EXERCISE OBJECTIVE
Omit all images, then return the remaining material exactly as it stands.

SOURCE MATERIAL

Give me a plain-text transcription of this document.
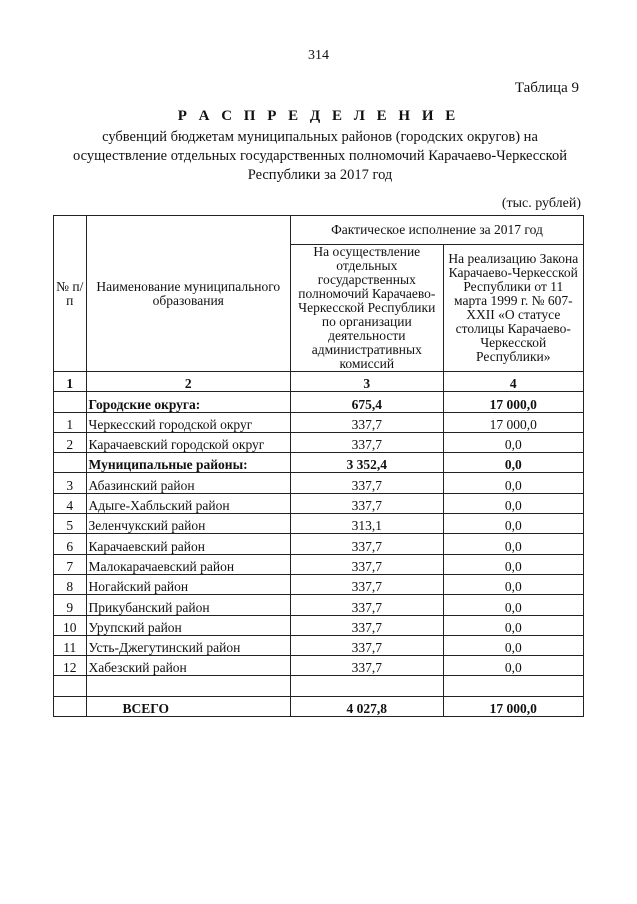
314
Таблица 9
Р А С П Р Е Д Е Л Е Н И Е
субвенций бюджетам муниципальных районов (городских округов) на осуществление отдельных государственных полномочий Карачаево-Черкесской Республики за 2017 год
(тыс. рублей)
№ п/п	Наименование муниципального образования	Фактическое исполнение за 2017 год	
		На осуществление отдельных государственных полномочий Карачаево-Черкесской Республики по организации деятельности административных комиссий	На реализацию Закона Карачаево-Черкесской Республики от 11 марта 1999 г. № 607-XXII «О статусе столицы Карачаево-Черкесской Республики»
1	2	3	4
	Городские округа:	675,4	17 000,0
1	Черкесский городской округ	337,7	17 000,0
2	Карачаевский городской округ	337,7	0,0
	Муниципальные районы:	3 352,4	0,0
3	Абазинский район	337,7	0,0
4	Адыге-Хабльский район	337,7	0,0
5	Зеленчукский район	313,1	0,0
6	Карачаевский район	337,7	0,0
7	Малокарачаевский район	337,7	0,0
8	Ногайский район	337,7	0,0
9	Прикубанский район	337,7	0,0
10	Урупский район	337,7	0,0
11	Усть-Джегутинский район	337,7	0,0
12	Хабезский район	337,7	0,0

	ВСЕГО	4 027,8	17 000,0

SOLUTION BELOW
Give me a plain-text transcription of this document.
314
Таблица 9
Р А С П Р Е Д Е Л Е Н И Е
субвенций бюджетам муниципальных районов (городских округов) на осуществление отдельных государственных полномочий Карачаево-Черкесской Республики за 2017 год
(тыс. рублей)
№ п/п	Наименование муниципального образования	Фактическое исполнение за 2017 год	
		На осуществление отдельных государственных полномочий Карачаево-Черкесской Республики по организации деятельности административных комиссий	На реализацию Закона Карачаево-Черкесской Республики от 11 марта 1999 г. № 607-XXII «О статусе столицы Карачаево-Черкесской Республики»
1	2	3	4
	Городские округа:	675,4	17 000,0
1	Черкесский городской округ	337,7	17 000,0
2	Карачаевский городской округ	337,7	0,0
	Муниципальные районы:	3 352,4	0,0
3	Абазинский район	337,7	0,0
4	Адыге-Хабльский район	337,7	0,0
5	Зеленчукский район	313,1	0,0
6	Карачаевский район	337,7	0,0
7	Малокарачаевский район	337,7	0,0
8	Ногайский район	337,7	0,0
9	Прикубанский район	337,7	0,0
10	Урупский район	337,7	0,0
11	Усть-Джегутинский район	337,7	0,0
12	Хабезский район	337,7	0,0

	ВСЕГО	4 027,8	17 000,0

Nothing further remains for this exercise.